#### ÉNONCÉ 1:
D'après le passage choisi, qui a assuré la mise en scène de Réalité non ordinaire ?

#### PASSAGE CHOISI:

-*-*-

Réalité non ordinaire
Réalité non ordinaire , conception et interprétation de Scorpène, mise en scène de Serge Dupuy.
C’est un spectacle de magie mentale, et non physique, auquel nous convie Scorpène sur la grande scène du Monfort: » Ici, dit-il, on ne manipule pas les objets pour tromper le regard, on manipule les pensées, on les prédit, on joue d’influence et l’on taquine le libre arbitre de chacun ». Et effectivement, on ne comprend pas: pas la peine d’essayer des clés cartésiennes : il y a sans doute des trucages bien réels-mais indiscernables parce que nous nous refusons à les admettre-, un savoir-faire évident mais aussi une bonne dose de psychologie. Scorpène sait très vite si cela peut bloquer avec telle ou telle personne, et dans ce cas, il abandonne.
Ancien et très jeune champion d’échecs , il arrive sur scène avec une petite mallette en cuir qu’il pose sur une table: c’est tout. Diction et gestuelle parfaite, l’homme n’a rien de prétentieux, et nous présente les choses simplement, ce qui lui vaut aussitôt la sympathie d’un public concentré et attentif, prêt à entrer dans son jeu et à collaborer avec lui sur scène, ce qui lui est indispensable pour les numéros étonnants qu’il va pratiquer durent une heure dix.
Il prend aussi la précaution de dire que l’on ne va pas assister à des « tours », et que cela peut fonctionner ou pas, c’est selon. Manipulation de cartes: il fait prendre une carte dans tout un jeu, demande à une personne de la garder, d’y penser très fort, et d’en communiquer au public par gestes codés le chiffre et l’espèce (carreau, cœur, trèfle et pique) , et de la replacer cette carte sous le paquet. Bien entendu, Scorpène va deviner en quelques secondes le roi de cœur qu’elle avait indiqué au public.
Le truc de ce vieux tour serait énorme mais comme nous ne pouvons admettre qu’il soit aussi énorme, il marcherait à tous les coups…Mystère! Plus complexe: une série de quatre rondelles de bois coiffées chacune d’un gobelet en plastique blanc dont l’une possède une aiguille acérée :il fait vérifier par un spectateur qu’elle n’est pas rétractable. Il se fait bander soigneusement les yeux avec du scotch noir et un bandeau, puis demande à ce que l’on mélange les rondelles. Scorpène se fait conduire ensuite devant la table et demande au même spectateur de répondre oui à chacune des questions qu’il lui posera, (on ne saura jamais pourquoi sinon pour deviner quelque chose sur la simple prononciation de ce oui? ), puis il tape d’un grand coup sur chaque gobelet, sauf le dernier qui cache la pointe acérée, sans jamais bien entendu s’empaler la main.

-*-*-

#### DONNÉES:
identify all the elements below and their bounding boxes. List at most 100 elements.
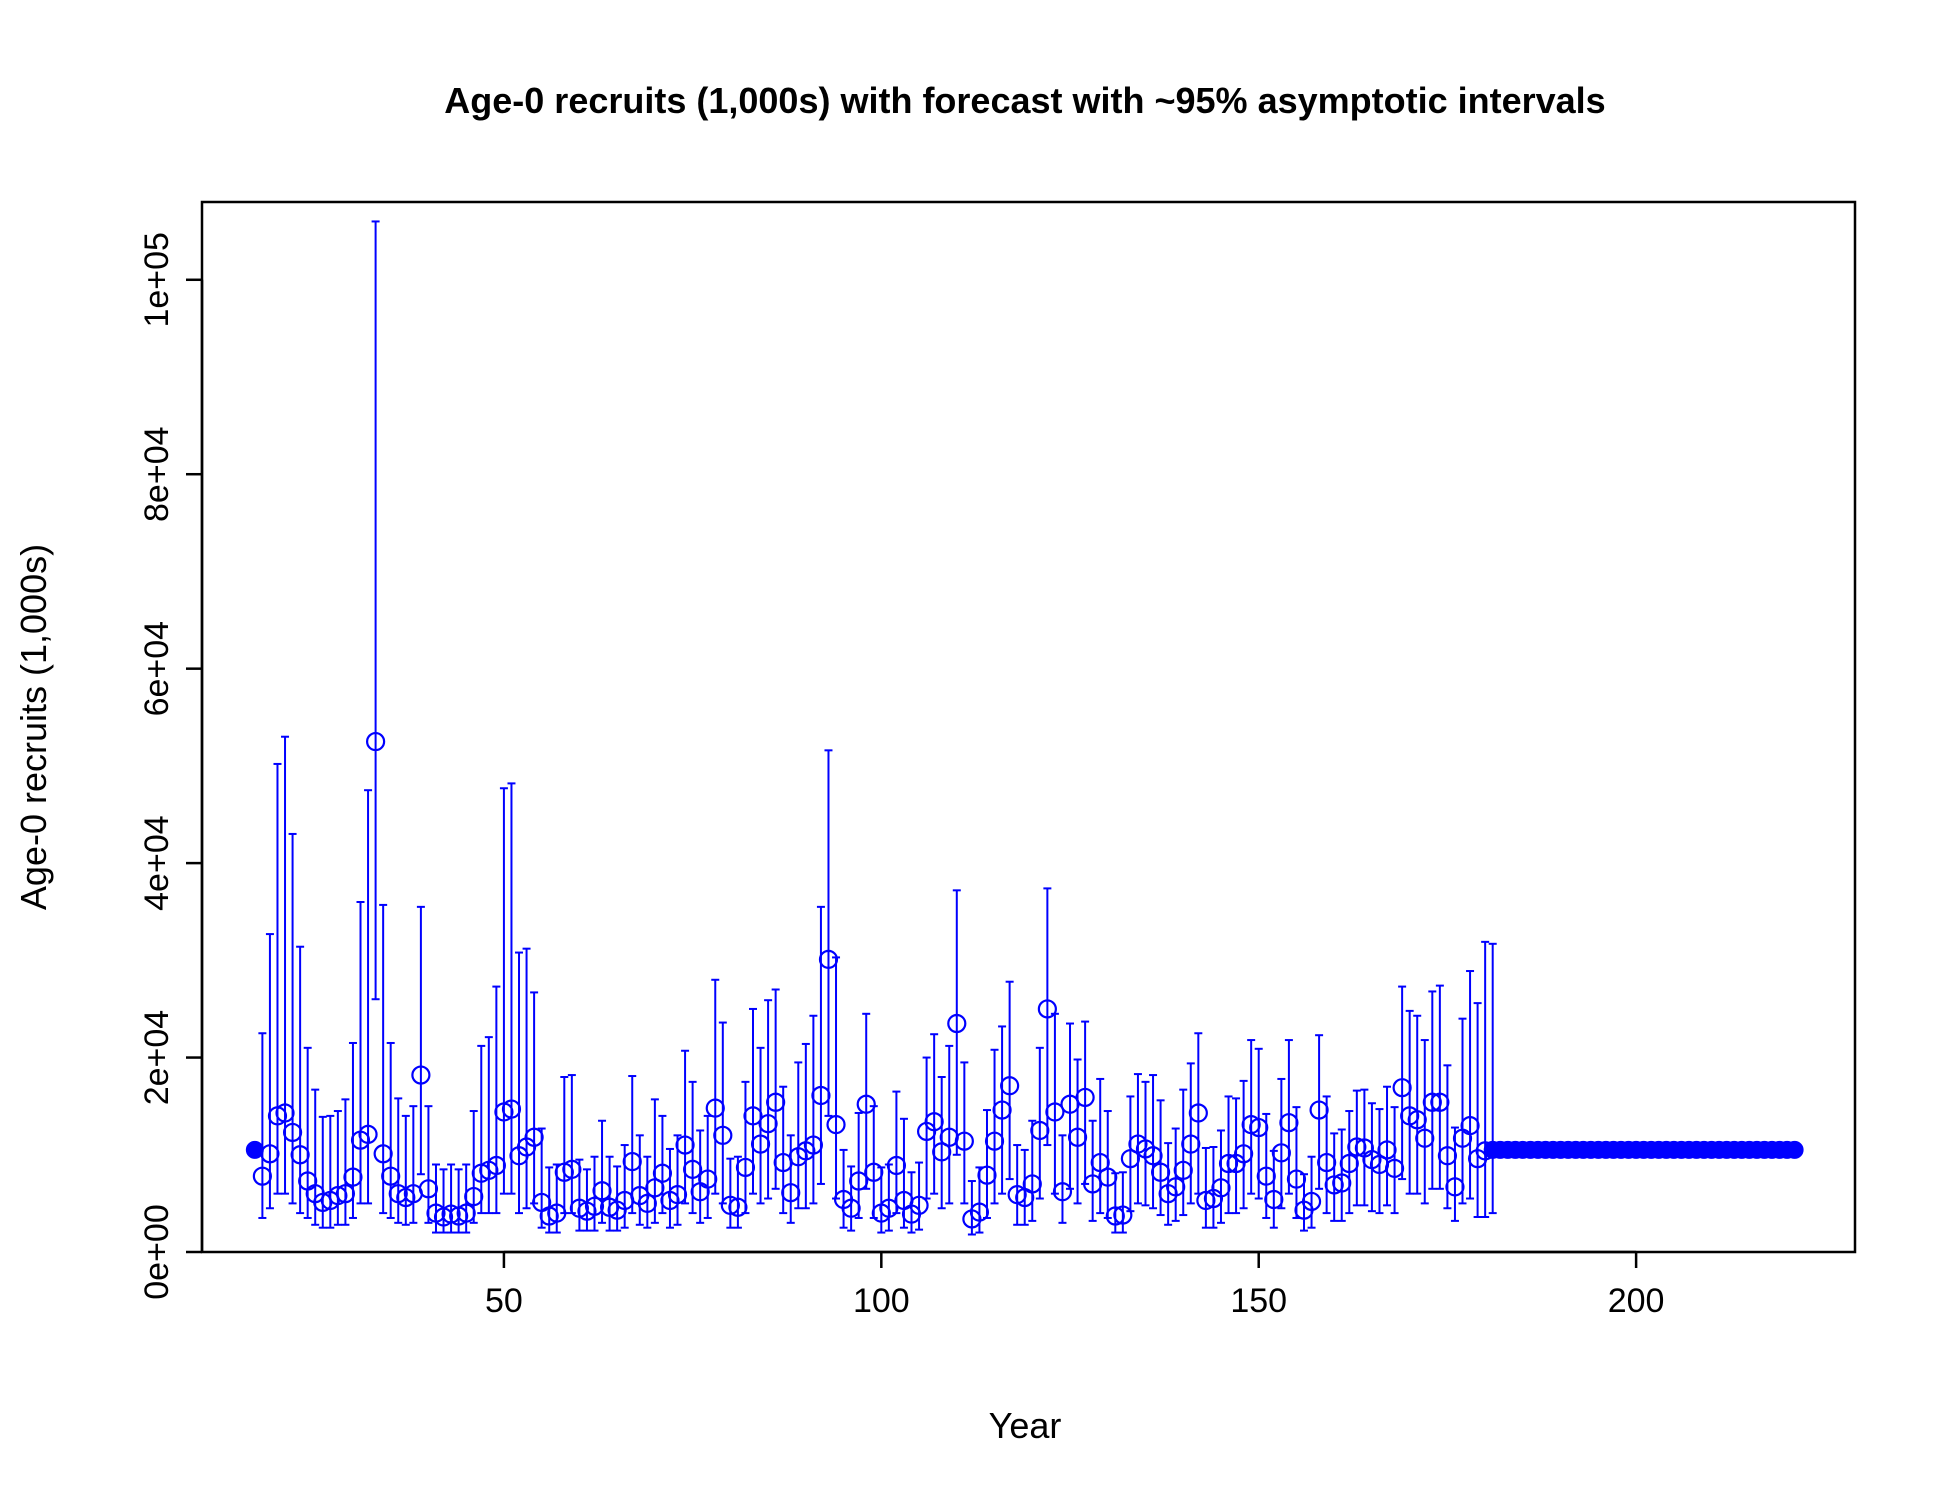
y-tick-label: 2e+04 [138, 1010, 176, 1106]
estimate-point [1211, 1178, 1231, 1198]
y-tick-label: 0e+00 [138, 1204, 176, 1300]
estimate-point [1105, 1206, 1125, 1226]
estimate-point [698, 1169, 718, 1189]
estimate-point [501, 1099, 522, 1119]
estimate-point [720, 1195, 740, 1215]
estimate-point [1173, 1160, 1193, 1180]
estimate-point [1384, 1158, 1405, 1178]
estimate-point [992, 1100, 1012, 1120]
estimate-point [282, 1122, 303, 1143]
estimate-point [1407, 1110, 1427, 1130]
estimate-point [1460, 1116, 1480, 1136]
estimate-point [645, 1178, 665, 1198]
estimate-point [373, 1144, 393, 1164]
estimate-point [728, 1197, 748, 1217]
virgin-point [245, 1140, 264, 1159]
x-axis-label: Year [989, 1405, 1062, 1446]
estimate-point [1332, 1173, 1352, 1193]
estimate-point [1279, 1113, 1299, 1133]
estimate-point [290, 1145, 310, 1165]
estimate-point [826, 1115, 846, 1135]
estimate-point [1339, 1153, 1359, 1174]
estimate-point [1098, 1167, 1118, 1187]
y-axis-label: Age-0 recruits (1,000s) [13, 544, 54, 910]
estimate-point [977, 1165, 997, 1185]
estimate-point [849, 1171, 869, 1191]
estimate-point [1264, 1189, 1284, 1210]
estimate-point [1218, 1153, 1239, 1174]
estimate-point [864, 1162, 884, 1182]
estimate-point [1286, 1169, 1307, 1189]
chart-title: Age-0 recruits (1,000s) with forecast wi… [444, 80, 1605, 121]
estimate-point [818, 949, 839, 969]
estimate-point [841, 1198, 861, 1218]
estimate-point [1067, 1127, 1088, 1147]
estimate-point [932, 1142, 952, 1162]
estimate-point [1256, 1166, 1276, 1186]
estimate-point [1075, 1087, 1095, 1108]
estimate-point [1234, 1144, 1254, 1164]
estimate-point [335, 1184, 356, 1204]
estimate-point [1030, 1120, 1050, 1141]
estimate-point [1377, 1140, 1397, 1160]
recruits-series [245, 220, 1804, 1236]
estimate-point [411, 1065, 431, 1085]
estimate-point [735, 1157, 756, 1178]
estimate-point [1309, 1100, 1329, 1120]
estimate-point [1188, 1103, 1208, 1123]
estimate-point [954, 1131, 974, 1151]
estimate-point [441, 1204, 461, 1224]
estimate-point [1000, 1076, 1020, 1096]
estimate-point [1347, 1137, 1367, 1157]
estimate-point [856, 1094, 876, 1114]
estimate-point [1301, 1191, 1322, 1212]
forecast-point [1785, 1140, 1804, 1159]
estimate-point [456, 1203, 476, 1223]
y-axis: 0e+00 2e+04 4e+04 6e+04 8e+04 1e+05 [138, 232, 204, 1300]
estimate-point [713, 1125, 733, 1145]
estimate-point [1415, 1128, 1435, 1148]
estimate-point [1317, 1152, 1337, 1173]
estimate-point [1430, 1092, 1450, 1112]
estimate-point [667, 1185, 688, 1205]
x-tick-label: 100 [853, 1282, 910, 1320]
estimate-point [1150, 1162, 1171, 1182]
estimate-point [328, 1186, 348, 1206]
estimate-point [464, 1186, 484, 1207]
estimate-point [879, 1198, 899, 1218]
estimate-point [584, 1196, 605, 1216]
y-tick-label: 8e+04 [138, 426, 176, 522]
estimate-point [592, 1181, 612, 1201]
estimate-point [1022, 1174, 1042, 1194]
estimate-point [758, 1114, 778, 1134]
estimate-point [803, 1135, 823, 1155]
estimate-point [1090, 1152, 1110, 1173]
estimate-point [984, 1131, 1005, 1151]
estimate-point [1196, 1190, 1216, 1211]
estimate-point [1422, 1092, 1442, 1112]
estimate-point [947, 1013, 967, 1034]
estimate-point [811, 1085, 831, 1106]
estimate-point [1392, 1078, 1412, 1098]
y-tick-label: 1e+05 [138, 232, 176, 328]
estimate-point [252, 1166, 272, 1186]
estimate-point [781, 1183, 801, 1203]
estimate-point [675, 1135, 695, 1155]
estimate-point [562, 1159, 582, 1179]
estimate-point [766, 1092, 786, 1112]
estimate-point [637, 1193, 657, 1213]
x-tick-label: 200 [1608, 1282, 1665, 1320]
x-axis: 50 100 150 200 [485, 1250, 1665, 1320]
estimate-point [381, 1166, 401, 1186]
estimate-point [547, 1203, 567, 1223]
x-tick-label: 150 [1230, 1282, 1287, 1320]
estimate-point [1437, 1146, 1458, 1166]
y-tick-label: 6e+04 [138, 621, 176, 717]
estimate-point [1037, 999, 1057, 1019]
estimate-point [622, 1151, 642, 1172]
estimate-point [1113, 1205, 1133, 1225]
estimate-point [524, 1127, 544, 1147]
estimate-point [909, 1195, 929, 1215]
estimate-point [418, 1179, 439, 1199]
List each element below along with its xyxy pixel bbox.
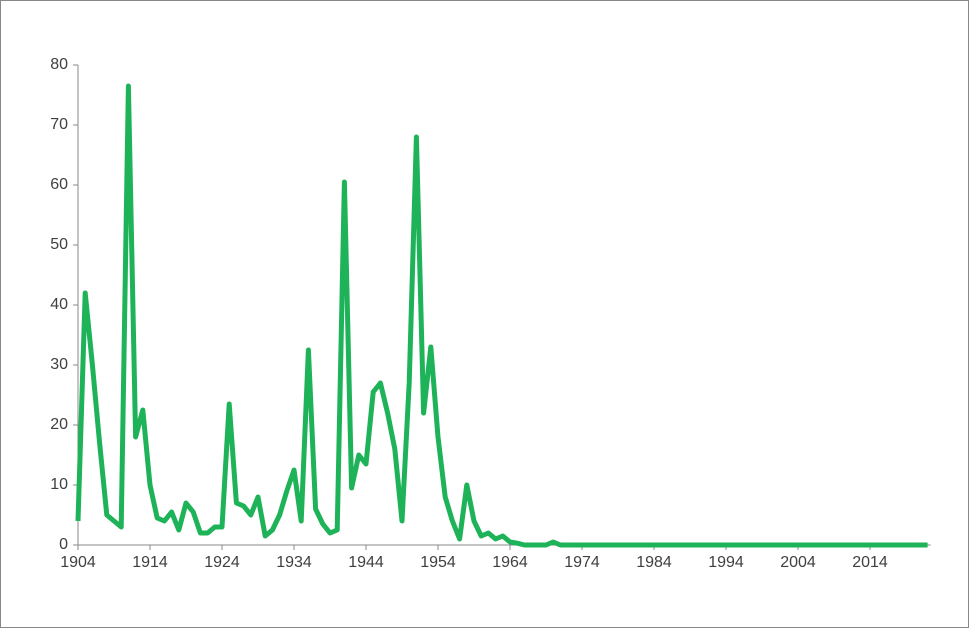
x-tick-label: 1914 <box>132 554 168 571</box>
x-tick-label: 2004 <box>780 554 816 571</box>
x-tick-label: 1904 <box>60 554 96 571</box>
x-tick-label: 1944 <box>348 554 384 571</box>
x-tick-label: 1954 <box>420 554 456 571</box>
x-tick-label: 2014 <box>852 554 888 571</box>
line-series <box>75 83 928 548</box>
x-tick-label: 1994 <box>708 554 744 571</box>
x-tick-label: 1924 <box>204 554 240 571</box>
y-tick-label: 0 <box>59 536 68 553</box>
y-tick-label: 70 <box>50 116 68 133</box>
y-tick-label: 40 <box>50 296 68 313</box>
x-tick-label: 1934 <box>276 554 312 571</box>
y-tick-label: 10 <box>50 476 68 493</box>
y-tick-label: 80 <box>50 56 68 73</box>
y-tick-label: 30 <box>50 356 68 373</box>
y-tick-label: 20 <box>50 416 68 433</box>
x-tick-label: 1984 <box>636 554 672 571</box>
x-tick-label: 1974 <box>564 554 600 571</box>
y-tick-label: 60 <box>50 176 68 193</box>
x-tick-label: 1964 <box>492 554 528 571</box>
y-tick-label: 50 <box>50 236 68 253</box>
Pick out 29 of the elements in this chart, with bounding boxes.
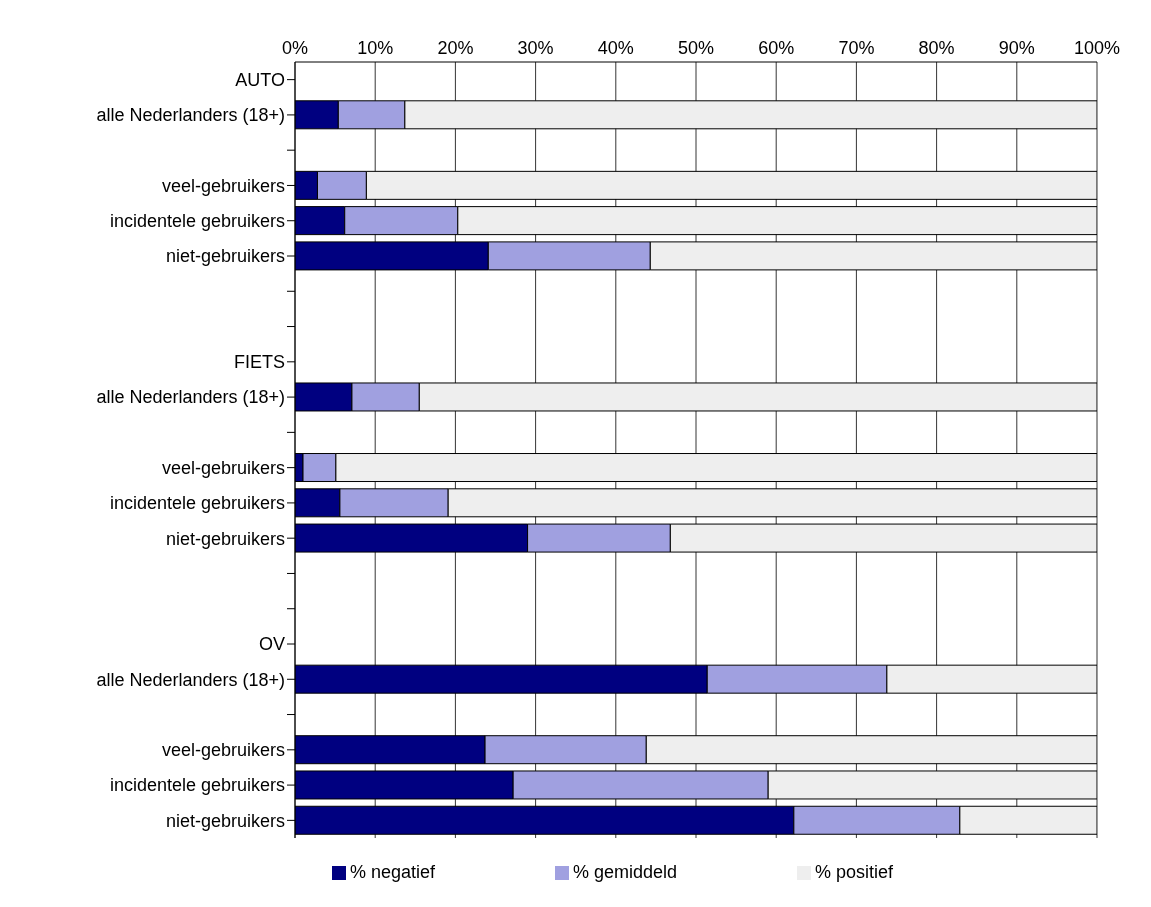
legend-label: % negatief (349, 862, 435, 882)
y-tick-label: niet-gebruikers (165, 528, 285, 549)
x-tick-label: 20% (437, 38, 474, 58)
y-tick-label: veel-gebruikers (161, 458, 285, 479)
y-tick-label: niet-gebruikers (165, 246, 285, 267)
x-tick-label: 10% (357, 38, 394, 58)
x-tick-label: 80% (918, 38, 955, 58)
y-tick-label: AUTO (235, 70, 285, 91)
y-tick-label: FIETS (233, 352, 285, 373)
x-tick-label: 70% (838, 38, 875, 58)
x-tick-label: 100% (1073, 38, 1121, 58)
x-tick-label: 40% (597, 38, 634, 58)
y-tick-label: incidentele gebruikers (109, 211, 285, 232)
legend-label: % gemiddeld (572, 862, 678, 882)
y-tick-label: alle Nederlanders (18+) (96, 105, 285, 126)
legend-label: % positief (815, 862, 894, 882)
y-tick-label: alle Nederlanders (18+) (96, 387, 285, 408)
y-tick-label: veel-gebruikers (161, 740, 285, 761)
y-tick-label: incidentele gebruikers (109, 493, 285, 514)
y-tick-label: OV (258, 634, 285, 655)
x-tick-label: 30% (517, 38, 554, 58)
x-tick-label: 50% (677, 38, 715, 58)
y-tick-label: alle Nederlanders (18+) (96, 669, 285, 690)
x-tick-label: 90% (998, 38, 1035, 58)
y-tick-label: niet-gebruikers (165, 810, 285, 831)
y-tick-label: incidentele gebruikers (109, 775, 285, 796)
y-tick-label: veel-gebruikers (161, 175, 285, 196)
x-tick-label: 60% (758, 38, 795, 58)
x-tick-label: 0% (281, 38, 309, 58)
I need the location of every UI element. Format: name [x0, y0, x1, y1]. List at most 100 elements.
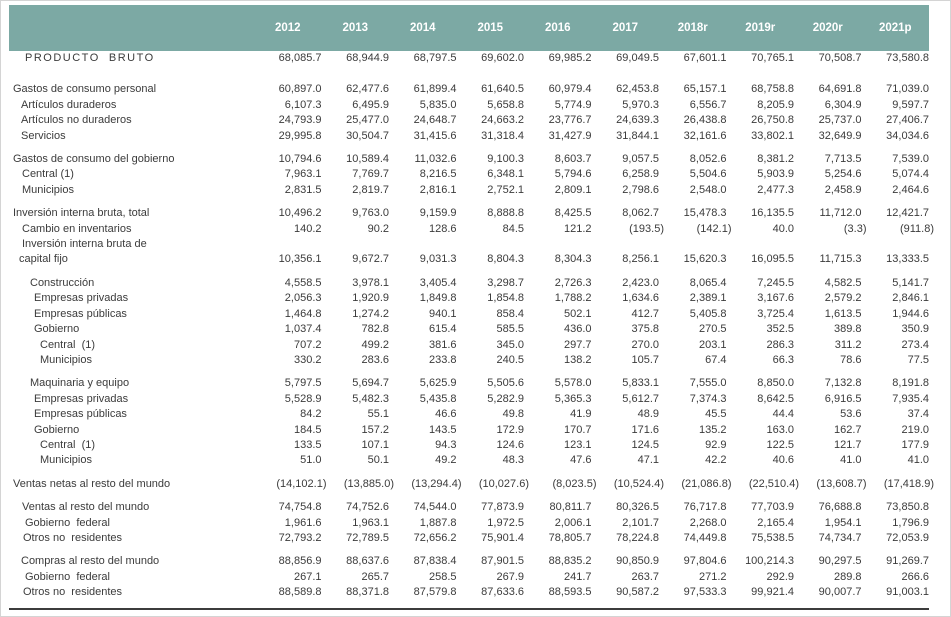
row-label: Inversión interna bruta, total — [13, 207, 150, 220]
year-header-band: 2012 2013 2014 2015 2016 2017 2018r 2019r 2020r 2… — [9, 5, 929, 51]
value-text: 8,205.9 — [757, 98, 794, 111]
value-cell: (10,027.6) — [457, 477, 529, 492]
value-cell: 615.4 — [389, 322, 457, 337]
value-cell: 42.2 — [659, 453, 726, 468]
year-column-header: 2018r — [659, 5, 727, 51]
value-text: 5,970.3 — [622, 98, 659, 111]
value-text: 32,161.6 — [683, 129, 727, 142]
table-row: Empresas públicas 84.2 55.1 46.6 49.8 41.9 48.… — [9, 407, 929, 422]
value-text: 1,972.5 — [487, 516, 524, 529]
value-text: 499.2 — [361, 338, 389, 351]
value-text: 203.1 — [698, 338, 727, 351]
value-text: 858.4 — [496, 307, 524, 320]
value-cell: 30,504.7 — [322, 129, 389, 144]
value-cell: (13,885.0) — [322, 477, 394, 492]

-*-*-

#### ÉNONCÉ 2:
Recopiez à l'identique une partie des lignes de données : commencez à la ligne qui contient « legend-label: % negatief (349, 862, 435, 882) » et arrêtez-vous après celle qui contient « y-tick-label: incidentele gebruikers (109, 775, 285, 796) ».

#### SOLUTION 1:
Serge Dupuy.

#### SOLUTION 2:
legend-label: % negatief (349, 862, 435, 882)
y-tick-label: niet-gebruikers (165, 528, 285, 549)
x-tick-label: 20% (437, 38, 474, 58)
y-tick-label: veel-gebruikers (161, 458, 285, 479)
y-tick-label: niet-gebruikers (165, 246, 285, 267)
x-tick-label: 10% (357, 38, 394, 58)
x-tick-label: 80% (918, 38, 955, 58)
y-tick-label: AUTO (235, 70, 285, 91)
y-tick-label: FIETS (233, 352, 285, 373)
x-tick-label: 70% (838, 38, 875, 58)
x-tick-label: 100% (1073, 38, 1121, 58)
x-tick-label: 40% (597, 38, 634, 58)
y-tick-label: incidentele gebruikers (109, 211, 285, 232)
legend-label: % gemiddeld (572, 862, 678, 882)
y-tick-label: alle Nederlanders (18+) (96, 105, 285, 126)
legend-label: % positief (815, 862, 894, 882)
y-tick-label: alle Nederlanders (18+) (96, 387, 285, 408)
y-tick-label: veel-gebruikers (161, 740, 285, 761)
y-tick-label: incidentele gebruikers (109, 493, 285, 514)
y-tick-label: OV (258, 634, 285, 655)
x-tick-label: 30% (517, 38, 554, 58)
x-tick-label: 50% (677, 38, 715, 58)
y-tick-label: alle Nederlanders (18+) (96, 669, 285, 690)
x-tick-label: 90% (998, 38, 1035, 58)
y-tick-label: niet-gebruikers (165, 810, 285, 831)
y-tick-label: incidentele gebruikers (109, 775, 285, 796)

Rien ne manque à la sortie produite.